> [YOUR OBJECTIVE] Retype all material exactly. Pictures stay out of the copy.

> [EXTRACTED MATERIAL]

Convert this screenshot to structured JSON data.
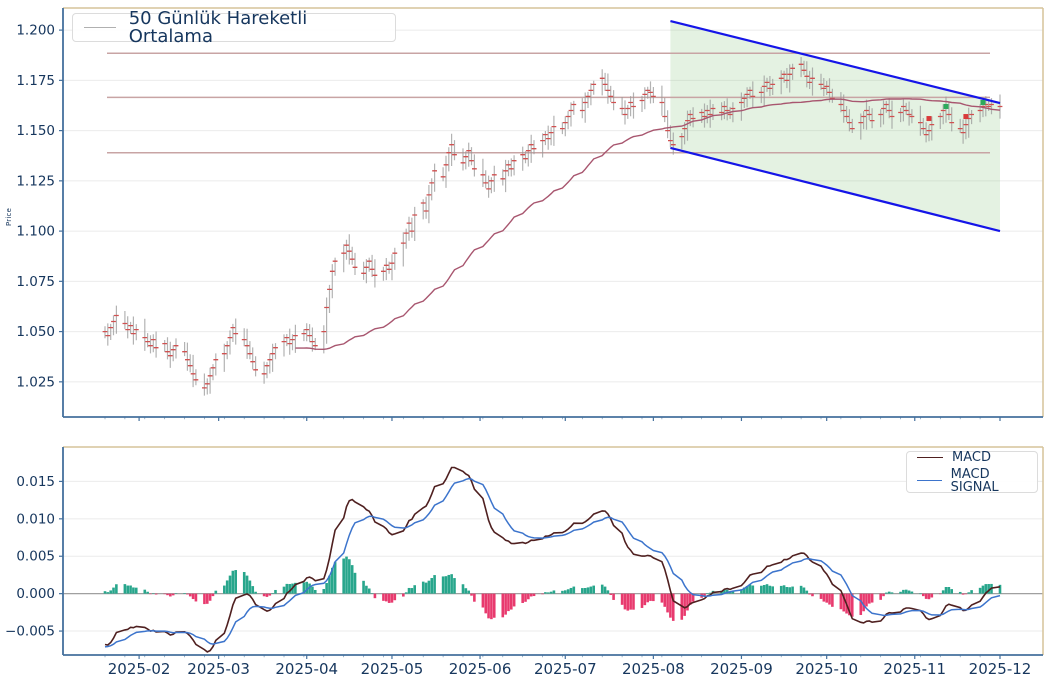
{
  "main_chart": {
    "ylabel": "Price",
    "legend_label": "50 Günlük Hareketli Ortalama",
    "ylim": [
      1.0075,
      1.211
    ],
    "y_ticks": [
      {
        "value": 1.025,
        "label": "1.025"
      },
      {
        "value": 1.05,
        "label": "1.050"
      },
      {
        "value": 1.075,
        "label": "1.075"
      },
      {
        "value": 1.1,
        "label": "1.100"
      },
      {
        "value": 1.125,
        "label": "1.125"
      },
      {
        "value": 1.15,
        "label": "1.150"
      },
      {
        "value": 1.175,
        "label": "1.175"
      },
      {
        "value": 1.2,
        "label": "1.200"
      }
    ]
  },
  "macd_panel": {
    "legend_macd_label": "MACD",
    "legend_signal_label": "MACD SIGNAL",
    "ylim": [
      -0.0082,
      0.0196
    ],
    "y_ticks": [
      {
        "value": -0.005,
        "label": "−0.005"
      },
      {
        "value": 0.0,
        "label": "0.000"
      },
      {
        "value": 0.005,
        "label": "0.005"
      },
      {
        "value": 0.01,
        "label": "0.010"
      },
      {
        "value": 0.015,
        "label": "0.015"
      }
    ]
  },
  "chart_data": {
    "type": "candlestick",
    "title": "",
    "xlabel": "",
    "ylabel": "Price",
    "start_date": "2025-01-20",
    "frequency": "weekdays",
    "close": [
      1.05,
      1.048,
      1.052,
      1.055,
      1.058,
      1.054,
      1.051,
      1.053,
      1.049,
      1.051,
      1.047,
      1.045,
      1.043,
      1.046,
      1.042,
      1.044,
      1.04,
      1.038,
      1.041,
      1.043,
      1.04,
      1.036,
      1.033,
      1.029,
      1.026,
      1.022,
      1.024,
      1.028,
      1.032,
      1.036,
      1.039,
      1.043,
      1.047,
      1.052,
      1.049,
      1.046,
      1.043,
      1.039,
      1.035,
      1.031,
      1.029,
      1.033,
      1.036,
      1.039,
      1.042,
      1.045,
      1.047,
      1.044,
      1.046,
      1.048,
      1.049,
      1.051,
      1.048,
      1.045,
      1.043,
      1.05,
      1.062,
      1.071,
      1.08,
      1.085,
      1.089,
      1.093,
      1.09,
      1.086,
      1.082,
      1.079,
      1.082,
      1.085,
      1.081,
      1.078,
      1.08,
      1.083,
      1.081,
      1.084,
      1.089,
      1.094,
      1.099,
      1.104,
      1.1,
      1.108,
      1.114,
      1.11,
      1.118,
      1.124,
      1.13,
      1.127,
      1.133,
      1.139,
      1.143,
      1.138,
      1.134,
      1.137,
      1.14,
      1.135,
      1.131,
      1.128,
      1.124,
      1.121,
      1.125,
      1.128,
      1.126,
      1.13,
      1.133,
      1.131,
      1.135,
      1.138,
      1.136,
      1.14,
      1.143,
      1.141,
      1.145,
      1.148,
      1.146,
      1.149,
      1.152,
      1.151,
      1.154,
      1.157,
      1.16,
      1.163,
      1.16,
      1.164,
      1.167,
      1.17,
      1.173,
      1.176,
      1.173,
      1.17,
      1.167,
      1.164,
      1.161,
      1.158,
      1.161,
      1.164,
      1.162,
      1.165,
      1.168,
      1.17,
      1.169,
      1.167,
      1.164,
      1.157,
      1.15,
      1.145,
      1.143,
      1.147,
      1.151,
      1.155,
      1.158,
      1.156,
      1.159,
      1.157,
      1.16,
      1.158,
      1.161,
      1.159,
      1.162,
      1.16,
      1.158,
      1.161,
      1.164,
      1.166,
      1.168,
      1.17,
      1.167,
      1.169,
      1.172,
      1.174,
      1.171,
      1.173,
      1.176,
      1.178,
      1.175,
      1.178,
      1.181,
      1.183,
      1.18,
      1.177,
      1.174,
      1.176,
      1.173,
      1.171,
      1.172,
      1.169,
      1.166,
      1.163,
      1.16,
      1.157,
      1.154,
      1.151,
      1.154,
      1.157,
      1.16,
      1.158,
      1.155,
      1.158,
      1.161,
      1.163,
      1.16,
      1.157,
      1.159,
      1.162,
      1.16,
      1.158,
      1.157,
      1.154,
      1.151,
      1.148,
      1.15,
      1.153,
      1.157,
      1.16,
      1.162,
      1.158,
      1.154,
      1.151,
      1.149,
      1.153,
      1.156,
      1.158,
      1.16,
      1.162,
      1.163,
      1.162,
      1.163,
      1.162
    ],
    "bar_range_pattern": [
      0.006,
      0.009,
      0.004,
      0.007,
      0.011,
      0.005,
      0.008,
      0.004,
      0.01,
      0.006,
      0.012,
      0.005,
      0.007
    ],
    "indicators": {
      "ma_window": 50,
      "macd": {
        "fast": 12,
        "slow": 26,
        "signal": 9
      },
      "seeds": {
        "ema_fast": 1.0562,
        "ema_slow": 1.063,
        "signal": -0.0072
      }
    },
    "hlines": [
      1.1885,
      1.1665,
      1.139
    ],
    "channel": {
      "start_date": "2025-08-07",
      "end_date": "2025-12-01",
      "top_start": 1.2045,
      "top_end": 1.1637,
      "bottom_start": 1.1414,
      "bottom_end": 1.1
    },
    "signals": {
      "sell": [
        {
          "date": "2025-11-06",
          "price": 1.156
        },
        {
          "date": "2025-11-19",
          "price": 1.157
        }
      ],
      "buy": [
        {
          "date": "2025-11-12",
          "price": 1.162
        },
        {
          "date": "2025-11-25",
          "price": 1.164
        }
      ]
    },
    "x_month_ticks": [
      {
        "date": "2025-02-01",
        "label": "2025-02"
      },
      {
        "date": "2025-03-01",
        "label": "2025-03"
      },
      {
        "date": "2025-04-01",
        "label": "2025-04"
      },
      {
        "date": "2025-05-01",
        "label": "2025-05"
      },
      {
        "date": "2025-06-01",
        "label": "2025-06"
      },
      {
        "date": "2025-07-01",
        "label": "2025-07"
      },
      {
        "date": "2025-08-01",
        "label": "2025-08"
      },
      {
        "date": "2025-09-01",
        "label": "2025-09"
      },
      {
        "date": "2025-10-01",
        "label": "2025-10"
      },
      {
        "date": "2025-11-01",
        "label": "2025-11"
      },
      {
        "date": "2025-12-01",
        "label": "2025-12"
      }
    ]
  },
  "colors": {
    "bar": "#9a9a9a",
    "close_tick": "#d05050",
    "ma_line": "#a8566f",
    "hline": "#c8a4a4",
    "channel_line": "#1515e8",
    "channel_fill": "rgba(120,190,110,0.20)",
    "macd_line": "#4f2020",
    "signal_line": "#3c74cc",
    "hist_pos": "#28a68c",
    "hist_neg": "#e83a6e",
    "tick_label": "#16365d",
    "spine_dark": "#44709d",
    "spine_tan": "#d6c49a",
    "grid": "#ebebeb",
    "zero_line": "#a0a0a0",
    "legend_sample": "#b0b0b0",
    "marker_buy": "#2daa5c",
    "marker_sell": "#d93a3a"
  }
}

> [EXERCISE OUTPUT]
Convert this screenshot to structured JSON data.
{
  "main_chart": {
    "ylabel": "Price",
    "legend_label": "50 Günlük Hareketli Ortalama",
    "ylim": [
      1.0075,
      1.211
    ],
    "y_ticks": [
      {
        "value": 1.025,
        "label": "1.025"
      },
      {
        "value": 1.05,
        "label": "1.050"
      },
      {
        "value": 1.075,
        "label": "1.075"
      },
      {
        "value": 1.1,
        "label": "1.100"
      },
      {
        "value": 1.125,
        "label": "1.125"
      },
      {
        "value": 1.15,
        "label": "1.150"
      },
      {
        "value": 1.175,
        "label": "1.175"
      },
      {
        "value": 1.2,
        "label": "1.200"
      }
    ]
  },
  "macd_panel": {
    "legend_macd_label": "MACD",
    "legend_signal_label": "MACD SIGNAL",
    "ylim": [
      -0.0082,
      0.0196
    ],
    "y_ticks": [
      {
        "value": -0.005,
        "label": "−0.005"
      },
      {
        "value": 0.0,
        "label": "0.000"
      },
      {
        "value": 0.005,
        "label": "0.005"
      },
      {
        "value": 0.01,
        "label": "0.010"
      },
      {
        "value": 0.015,
        "label": "0.015"
      }
    ]
  },
  "chart_data": {
    "type": "candlestick",
    "title": "",
    "xlabel": "",
    "ylabel": "Price",
    "start_date": "2025-01-20",
    "frequency": "weekdays",
    "close": [
      1.05,
      1.048,
      1.052,
      1.055,
      1.058,
      1.054,
      1.051,
      1.053,
      1.049,
      1.051,
      1.047,
      1.045,
      1.043,
      1.046,
      1.042,
      1.044,
      1.04,
      1.038,
      1.041,
      1.043,
      1.04,
      1.036,
      1.033,
      1.029,
      1.026,
      1.022,
      1.024,
      1.028,
      1.032,
      1.036,
      1.039,
      1.043,
      1.047,
      1.052,
      1.049,
      1.046,
      1.043,
      1.039,
      1.035,
      1.031,
      1.029,
      1.033,
      1.036,
      1.039,
      1.042,
      1.045,
      1.047,
      1.044,
      1.046,
      1.048,
      1.049,
      1.051,
      1.048,
      1.045,
      1.043,
      1.05,
      1.062,
      1.071,
      1.08,
      1.085,
      1.089,
      1.093,
      1.09,
      1.086,
      1.082,
      1.079,
      1.082,
      1.085,
      1.081,
      1.078,
      1.08,
      1.083,
      1.081,
      1.084,
      1.089,
      1.094,
      1.099,
      1.104,
      1.1,
      1.108,
      1.114,
      1.11,
      1.118,
      1.124,
      1.13,
      1.127,
      1.133,
      1.139,
      1.143,
      1.138,
      1.134,
      1.137,
      1.14,
      1.135,
      1.131,
      1.128,
      1.124,
      1.121,
      1.125,
      1.128,
      1.126,
      1.13,
      1.133,
      1.131,
      1.135,
      1.138,
      1.136,
      1.14,
      1.143,
      1.141,
      1.145,
      1.148,
      1.146,
      1.149,
      1.152,
      1.151,
      1.154,
      1.157,
      1.16,
      1.163,
      1.16,
      1.164,
      1.167,
      1.17,
      1.173,
      1.176,
      1.173,
      1.17,
      1.167,
      1.164,
      1.161,
      1.158,
      1.161,
      1.164,
      1.162,
      1.165,
      1.168,
      1.17,
      1.169,
      1.167,
      1.164,
      1.157,
      1.15,
      1.145,
      1.143,
      1.147,
      1.151,
      1.155,
      1.158,
      1.156,
      1.159,
      1.157,
      1.16,
      1.158,
      1.161,
      1.159,
      1.162,
      1.16,
      1.158,
      1.161,
      1.164,
      1.166,
      1.168,
      1.17,
      1.167,
      1.169,
      1.172,
      1.174,
      1.171,
      1.173,
      1.176,
      1.178,
      1.175,
      1.178,
      1.181,
      1.183,
      1.18,
      1.177,
      1.174,
      1.176,
      1.173,
      1.171,
      1.172,
      1.169,
      1.166,
      1.163,
      1.16,
      1.157,
      1.154,
      1.151,
      1.154,
      1.157,
      1.16,
      1.158,
      1.155,
      1.158,
      1.161,
      1.163,
      1.16,
      1.157,
      1.159,
      1.162,
      1.16,
      1.158,
      1.157,
      1.154,
      1.151,
      1.148,
      1.15,
      1.153,
      1.157,
      1.16,
      1.162,
      1.158,
      1.154,
      1.151,
      1.149,
      1.153,
      1.156,
      1.158,
      1.16,
      1.162,
      1.163,
      1.162,
      1.163,
      1.162
    ],
    "bar_range_pattern": [
      0.006,
      0.009,
      0.004,
      0.007,
      0.011,
      0.005,
      0.008,
      0.004,
      0.01,
      0.006,
      0.012,
      0.005,
      0.007
    ],
    "indicators": {
      "ma_window": 50,
      "macd": {
        "fast": 12,
        "slow": 26,
        "signal": 9
      },
      "seeds": {
        "ema_fast": 1.0562,
        "ema_slow": 1.063,
        "signal": -0.0072
      }
    },
    "hlines": [
      1.1885,
      1.1665,
      1.139
    ],
    "channel": {
      "start_date": "2025-08-07",
      "end_date": "2025-12-01",
      "top_start": 1.2045,
      "top_end": 1.1637,
      "bottom_start": 1.1414,
      "bottom_end": 1.1
    },
    "signals": {
      "sell": [
        {
          "date": "2025-11-06",
          "price": 1.156
        },
        {
          "date": "2025-11-19",
          "price": 1.157
        }
      ],
      "buy": [
        {
          "date": "2025-11-12",
          "price": 1.162
        },
        {
          "date": "2025-11-25",
          "price": 1.164
        }
      ]
    },
    "x_month_ticks": [
      {
        "date": "2025-02-01",
        "label": "2025-02"
      },
      {
        "date": "2025-03-01",
        "label": "2025-03"
      },
      {
        "date": "2025-04-01",
        "label": "2025-04"
      },
      {
        "date": "2025-05-01",
        "label": "2025-05"
      },
      {
        "date": "2025-06-01",
        "label": "2025-06"
      },
      {
        "date": "2025-07-01",
        "label": "2025-07"
      },
      {
        "date": "2025-08-01",
        "label": "2025-08"
      },
      {
        "date": "2025-09-01",
        "label": "2025-09"
      },
      {
        "date": "2025-10-01",
        "label": "2025-10"
      },
      {
        "date": "2025-11-01",
        "label": "2025-11"
      },
      {
        "date": "2025-12-01",
        "label": "2025-12"
      }
    ]
  },
  "colors": {
    "bar": "#9a9a9a",
    "close_tick": "#d05050",
    "ma_line": "#a8566f",
    "hline": "#c8a4a4",
    "channel_line": "#1515e8",
    "channel_fill": "rgba(120,190,110,0.20)",
    "macd_line": "#4f2020",
    "signal_line": "#3c74cc",
    "hist_pos": "#28a68c",
    "hist_neg": "#e83a6e",
    "tick_label": "#16365d",
    "spine_dark": "#44709d",
    "spine_tan": "#d6c49a",
    "grid": "#ebebeb",
    "zero_line": "#a0a0a0",
    "legend_sample": "#b0b0b0",
    "marker_buy": "#2daa5c",
    "marker_sell": "#d93a3a"
  }
}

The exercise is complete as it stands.